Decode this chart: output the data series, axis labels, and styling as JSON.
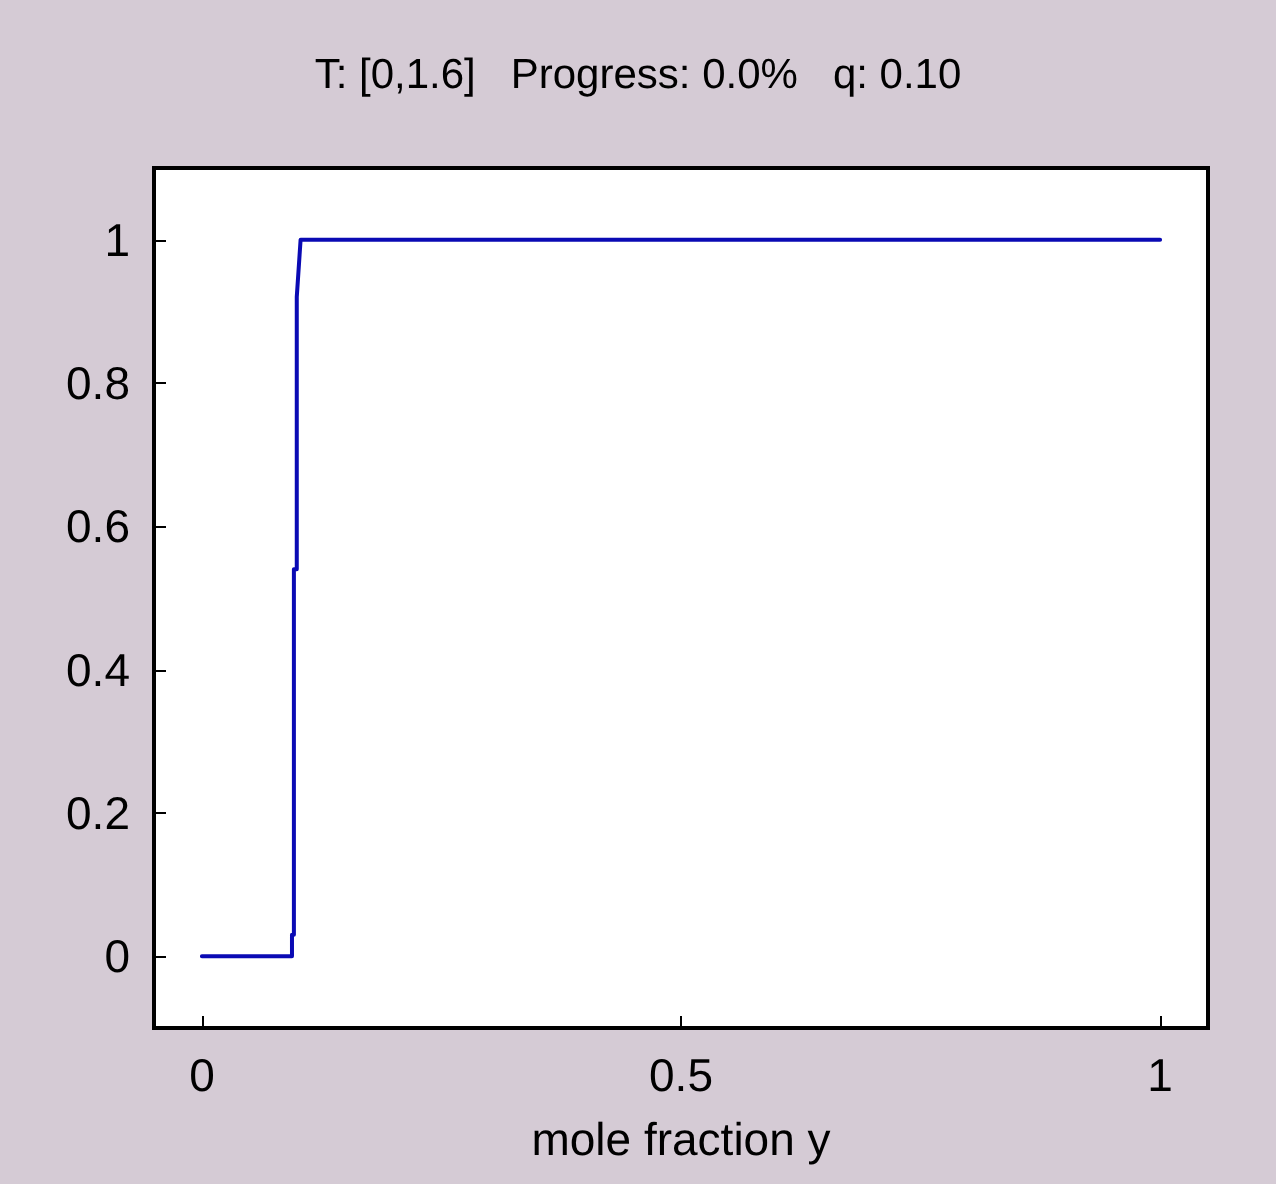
{
  "chart_data": {
    "type": "line",
    "title": "T: [0,1.6]   Progress: 0.0%   q: 0.10",
    "xlabel": "mole fraction y",
    "series": [
      {
        "color": "#0a0ab4",
        "x": [
          0,
          0.094,
          0.094,
          0.096,
          0.096,
          0.099,
          0.099,
          0.103,
          1
        ],
        "values": [
          0,
          0,
          0.03,
          0.03,
          0.54,
          0.54,
          0.92,
          1,
          1
        ]
      }
    ],
    "xlim": [
      -0.05,
      1.05
    ],
    "xticks": [
      0,
      0.5,
      1
    ],
    "ylim": [
      -0.1,
      1.1
    ],
    "yticks": [
      0,
      0.2,
      0.4,
      0.6,
      0.8,
      1
    ],
    "grid": false,
    "marker": "none",
    "line_style": "solid"
  }
}
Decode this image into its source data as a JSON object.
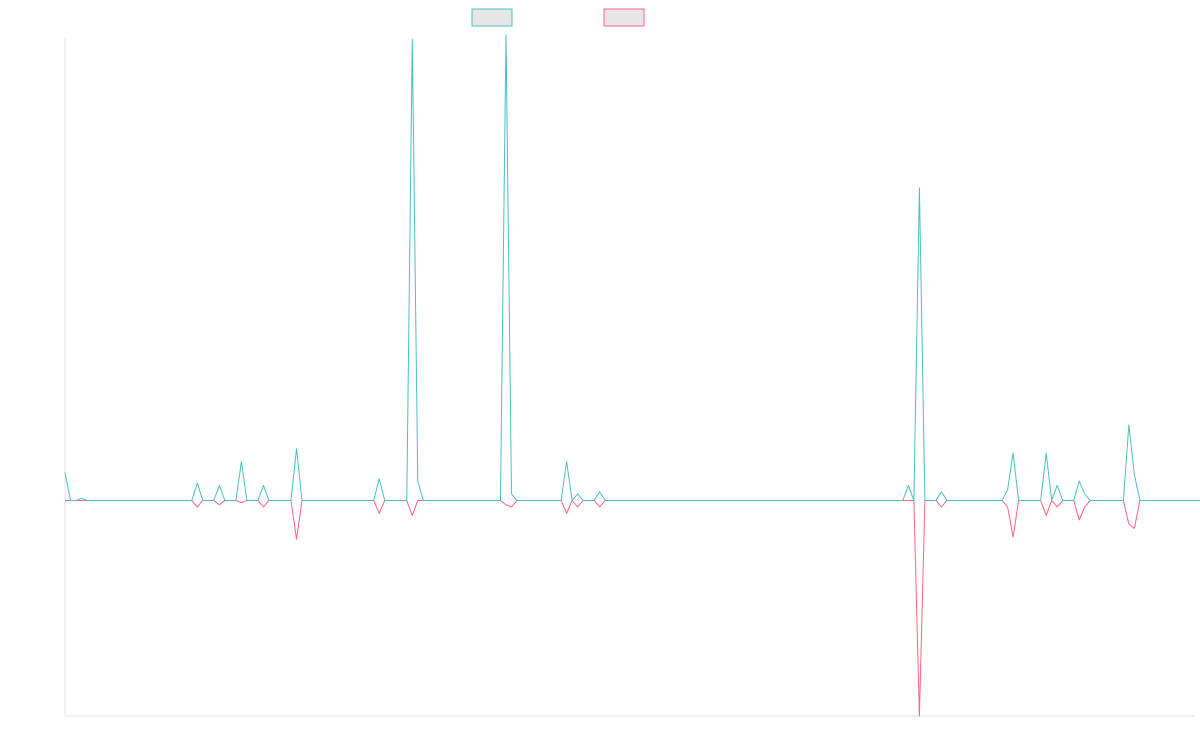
{
  "chart_data": {
    "type": "line",
    "title": "",
    "xlabel": "",
    "ylabel": "",
    "grid": false,
    "legend_placement": "top-center",
    "x_range": [
      0,
      205
    ],
    "ylim": [
      -1.0,
      2.15
    ],
    "series": [
      {
        "color": "#4bc0c0",
        "fill": "#e6e6e6",
        "values": [
          0.13,
          0,
          0,
          0.01,
          0,
          0,
          0,
          0,
          0,
          0,
          0,
          0,
          0,
          0,
          0,
          0,
          0,
          0,
          0,
          0,
          0,
          0,
          0,
          0,
          0.08,
          0,
          0,
          0,
          0.07,
          0,
          0,
          0,
          0.18,
          0,
          0,
          0,
          0.07,
          0,
          0,
          0,
          0,
          0,
          0.24,
          0,
          0,
          0,
          0,
          0,
          0,
          0,
          0,
          0,
          0,
          0,
          0,
          0,
          0,
          0.1,
          0,
          0,
          0,
          0,
          0,
          2.14,
          0.09,
          0,
          0,
          0,
          0,
          0,
          0,
          0,
          0,
          0,
          0,
          0,
          0,
          0,
          0,
          0,
          2.16,
          0.03,
          0,
          0,
          0,
          0,
          0,
          0,
          0,
          0,
          0,
          0.18,
          0,
          0.03,
          0,
          0,
          0,
          0.04,
          0,
          0,
          0,
          0,
          0,
          0,
          0,
          0,
          0,
          0,
          0,
          0,
          0,
          0,
          0,
          0,
          0,
          0,
          0,
          0,
          0,
          0,
          0,
          0,
          0,
          0,
          0,
          0,
          0,
          0,
          0,
          0,
          0,
          0,
          0,
          0,
          0,
          0,
          0,
          0,
          0,
          0,
          0,
          0,
          0,
          0,
          0,
          0,
          0,
          0,
          0,
          0,
          0,
          0,
          0,
          0.07,
          0,
          1.45,
          0,
          0,
          0,
          0.04,
          0,
          0,
          0,
          0,
          0,
          0,
          0,
          0,
          0,
          0,
          0,
          0.05,
          0.22,
          0,
          0,
          0,
          0,
          0,
          0.22,
          0,
          0.07,
          0,
          0,
          0,
          0.09,
          0.03,
          0,
          0,
          0,
          0,
          0,
          0,
          0,
          0.35,
          0.12,
          0,
          0,
          0,
          0,
          0,
          0,
          0,
          0,
          0,
          0,
          0,
          0,
          0,
          0,
          0,
          0,
          0
        ]
      },
      {
        "color": "#ff6384",
        "fill": "#e6e6e6",
        "values": [
          0,
          0,
          0,
          0,
          0,
          0,
          0,
          0,
          0,
          0,
          0,
          0,
          0,
          0,
          0,
          0,
          0,
          0,
          0,
          0,
          0,
          0,
          0,
          0,
          -0.03,
          0,
          0,
          0,
          -0.02,
          0,
          0,
          0,
          -0.01,
          0,
          0,
          0,
          -0.03,
          0,
          0,
          0,
          0,
          0,
          -0.18,
          0,
          0,
          0,
          0,
          0,
          0,
          0,
          0,
          0,
          0,
          0,
          0,
          0,
          0,
          -0.06,
          0,
          0,
          0,
          0,
          0,
          -0.07,
          0,
          0,
          0,
          0,
          0,
          0,
          0,
          0,
          0,
          0,
          0,
          0,
          0,
          0,
          0,
          0,
          -0.02,
          -0.03,
          0,
          0,
          0,
          0,
          0,
          0,
          0,
          0,
          0,
          -0.06,
          0,
          -0.03,
          0,
          0,
          0,
          -0.03,
          0,
          0,
          0,
          0,
          0,
          0,
          0,
          0,
          0,
          0,
          0,
          0,
          0,
          0,
          0,
          0,
          0,
          0,
          0,
          0,
          0,
          0,
          0,
          0,
          0,
          0,
          0,
          0,
          0,
          0,
          0,
          0,
          0,
          0,
          0,
          0,
          0,
          0,
          0,
          0,
          0,
          0,
          0,
          0,
          0,
          0,
          0,
          0,
          0,
          0,
          0,
          0,
          0,
          0,
          0,
          0,
          0,
          -1.0,
          0,
          0,
          0,
          -0.03,
          0,
          0,
          0,
          0,
          0,
          0,
          0,
          0,
          0,
          0,
          0,
          -0.03,
          -0.17,
          0,
          0,
          0,
          0,
          0,
          -0.07,
          0,
          -0.03,
          0,
          0,
          0,
          -0.09,
          -0.03,
          0,
          0,
          0,
          0,
          0,
          0,
          0,
          -0.11,
          -0.13,
          0,
          0,
          0,
          0,
          0,
          0,
          0,
          0,
          0,
          0,
          0,
          0,
          0,
          0,
          0,
          0,
          0
        ]
      }
    ]
  }
}
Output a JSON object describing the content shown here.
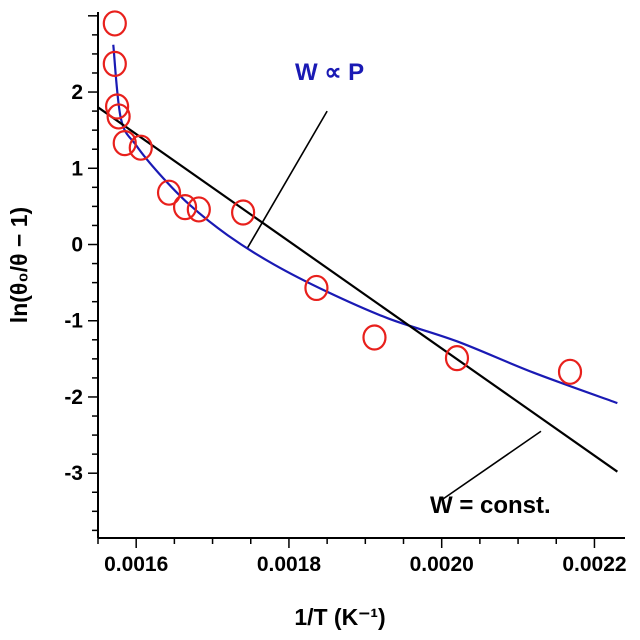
{
  "chart_data": {
    "type": "scatter",
    "xlabel": "1/T (K⁻¹)",
    "ylabel": "ln(θ₀/θ − 1)",
    "xlim": [
      0.00155,
      0.00224
    ],
    "ylim": [
      -3.85,
      3.05
    ],
    "x_ticks": [
      0.0016,
      0.0018,
      0.002,
      0.0022
    ],
    "x_tick_labels": [
      "0.0016",
      "0.0018",
      "0.0020",
      "0.0022"
    ],
    "y_ticks": [
      -3,
      -2,
      -1,
      0,
      1,
      2
    ],
    "y_tick_labels": [
      "-3",
      "-2",
      "-1",
      "0",
      "1",
      "2"
    ],
    "grid": false,
    "series": [
      {
        "kind": "scatter",
        "marker": "open-circle",
        "color": "#e8201c",
        "x": [
          0.001572,
          0.001572,
          0.001575,
          0.001577,
          0.001585,
          0.001606,
          0.001643,
          0.001664,
          0.001682,
          0.00174,
          0.001836,
          0.001912,
          0.00202,
          0.002168
        ],
        "y": [
          2.9,
          2.37,
          1.81,
          1.68,
          1.33,
          1.27,
          0.68,
          0.49,
          0.46,
          0.42,
          -0.57,
          -1.22,
          -1.49,
          -1.67
        ]
      },
      {
        "kind": "line",
        "color": "#1a1ab4",
        "x": [
          0.00157,
          0.00158,
          0.0016,
          0.00163,
          0.00167,
          0.00172,
          0.00178,
          0.00185,
          0.00193,
          0.00202,
          0.00212,
          0.00223
        ],
        "y": [
          2.62,
          1.65,
          1.3,
          0.93,
          0.52,
          0.12,
          -0.26,
          -0.62,
          -0.97,
          -1.27,
          -1.68,
          -2.08
        ]
      },
      {
        "kind": "line",
        "color": "#000000",
        "x": [
          0.00155,
          0.00223
        ],
        "y": [
          1.8,
          -2.98
        ]
      }
    ],
    "annotations": [
      {
        "text": "W ∝ P",
        "color": "#1a1ab4",
        "pointer_from": [
          0.00185,
          1.75
        ],
        "pointer_to": [
          0.001746,
          -0.04
        ]
      },
      {
        "text": "W = const.",
        "color": "#000000",
        "pointer_from": [
          0.002,
          -3.35
        ],
        "pointer_to": [
          0.00213,
          -2.45
        ]
      }
    ]
  }
}
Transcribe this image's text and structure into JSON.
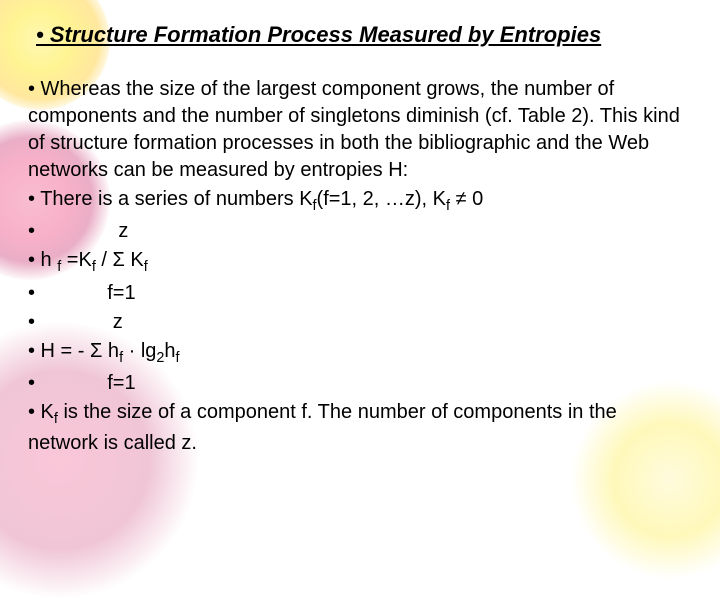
{
  "heading": "• Structure Formation Process Measured by Entropies",
  "lines": {
    "l0": "• Whereas the size of the largest component grows, the number of components and the number of singletons diminish (cf. Table 2). This kind of structure formation processes in both the bibliographic and the Web networks can be measured by entropies H:",
    "l1_a": "• There is a series of numbers K",
    "l1_b": "(f=1, 2, …z), K",
    "l1_c": " ≠ 0",
    "l2": "•               z",
    "l3_a": "• h ",
    "l3_b": " =K",
    "l3_c": " / Σ  K",
    "l4": "•             f=1",
    "l5": "•              z",
    "l6_a": "• H = -  Σ  h",
    "l6_b": " · lg",
    "l6_c": "h",
    "l7": "•             f=1",
    "l8_a": "• K",
    "l8_b": " is the size of a component f. The number of components in the network is called z."
  },
  "subs": {
    "f": "f",
    "two": "2"
  },
  "style": {
    "heading_fontsize": 22,
    "body_fontsize": 20,
    "heading_color": "#000000",
    "body_color": "#000000",
    "bg_colors": {
      "yellow_light": "#fff176",
      "yellow_mid": "#ffeb3b",
      "yellow_dark": "#ffd54f",
      "pink_light": "#ec407a",
      "pink_mid": "#e91e63",
      "pink_dark": "#c2185b"
    }
  }
}
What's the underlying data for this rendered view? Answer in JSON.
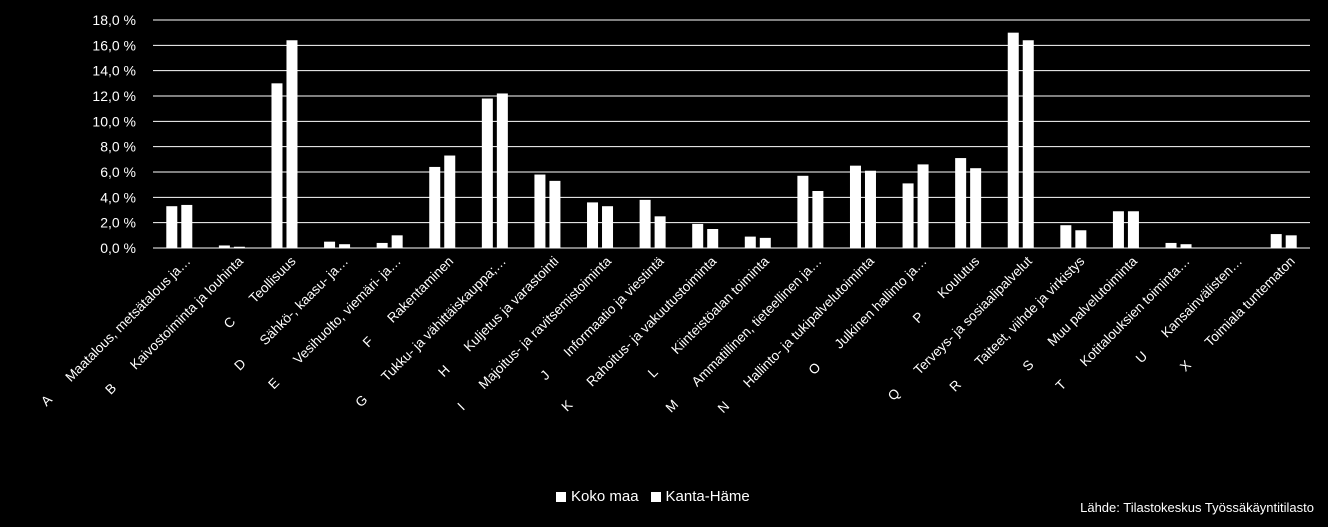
{
  "chart_data": {
    "type": "bar",
    "ylim": [
      0,
      18
    ],
    "yticks": [
      "0,0 %",
      "2,0 %",
      "4,0 %",
      "6,0 %",
      "8,0 %",
      "10,0 %",
      "12,0 %",
      "14,0 %",
      "16,0 %",
      "18,0 %"
    ],
    "grid": true,
    "legend_position": "bottom",
    "category_codes": [
      "A",
      "B",
      "C",
      "D",
      "E",
      "F",
      "G",
      "H",
      "I",
      "J",
      "K",
      "L",
      "M",
      "N",
      "O",
      "P",
      "Q",
      "R",
      "S",
      "T",
      "U",
      "X"
    ],
    "category_names": [
      "Maatalous, metsätalous ja…",
      "Kaivostoiminta ja louhinta",
      "Teollisuus",
      "Sähkö-, kaasu- ja…",
      "Vesihuolto, viemäri- ja…",
      "Rakentaminen",
      "Tukku- ja vähittäiskauppa;…",
      "Kuljetus ja varastointi",
      "Majoitus- ja ravitsemistoiminta",
      "Informaatio ja viestintä",
      "Rahoitus- ja vakuutustoiminta",
      "Kiinteistöalan toiminta",
      "Ammatillinen, tieteellinen ja…",
      "Hallinto- ja tukipalvelutoiminta",
      "Julkinen hallinto ja…",
      "Koulutus",
      "Terveys- ja sosiaalipalvelut",
      "Taiteet, viihde ja virkistys",
      "Muu palvelutoiminta",
      "Kotitalouksien toiminta…",
      "Kansainvälisten…",
      "Toimiala tuntematon"
    ],
    "series": [
      {
        "name": "Koko maa",
        "values": [
          3.3,
          0.2,
          13.0,
          0.5,
          0.4,
          6.4,
          11.8,
          5.8,
          3.6,
          3.8,
          1.9,
          0.9,
          5.7,
          6.5,
          5.1,
          7.1,
          17.0,
          1.8,
          2.9,
          0.4,
          0.0,
          1.1
        ]
      },
      {
        "name": "Kanta-Häme",
        "values": [
          3.4,
          0.1,
          16.4,
          0.3,
          1.0,
          7.3,
          12.2,
          5.3,
          3.3,
          2.5,
          1.5,
          0.8,
          4.5,
          6.1,
          6.6,
          6.3,
          16.4,
          1.4,
          2.9,
          0.3,
          0.0,
          1.0
        ]
      }
    ],
    "colors": {
      "background": "#000000",
      "bars": "#ffffff",
      "grid": "#ffffff",
      "text": "#ffffff"
    }
  },
  "source": "Lähde: Tilastokeskus Työssäkäyntitilasto"
}
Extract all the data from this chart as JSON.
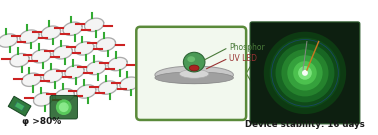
{
  "bg_color": "#ffffff",
  "phi_text": "φ >80%",
  "stability_text": "Device stability: 16 days",
  "phosphor_label": "Phosphor",
  "uvled_label": "UV LED",
  "box_edge_color": "#5a8a3a",
  "box_bg": "#f2f8ee",
  "mof_ring_color": "#aaaaaa",
  "mof_red": "#cc2222",
  "mof_green": "#33aa33",
  "led_disk_color": "#b0b0b0",
  "phosphor_dome_color": "#55aa55",
  "led_chip_color": "#993333",
  "glow_photo_bg": "#0d1f10",
  "wire_color": "#cc7722",
  "text_color": "#1a1a1a"
}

= = = =

WHAT IS NEEDED
Report every line in the data above in which the word "components" appears.

FINISHED TASK
    "l0": "• Whereas the size of the largest component grows, the number of components and the number of singletons diminish (cf. Table 2). This kind of structure formation processes in both the bibliographic and the Web networks can be measured by entropies H:",
    "l8_b": " is the size of a component f. The number of components in the network is called z."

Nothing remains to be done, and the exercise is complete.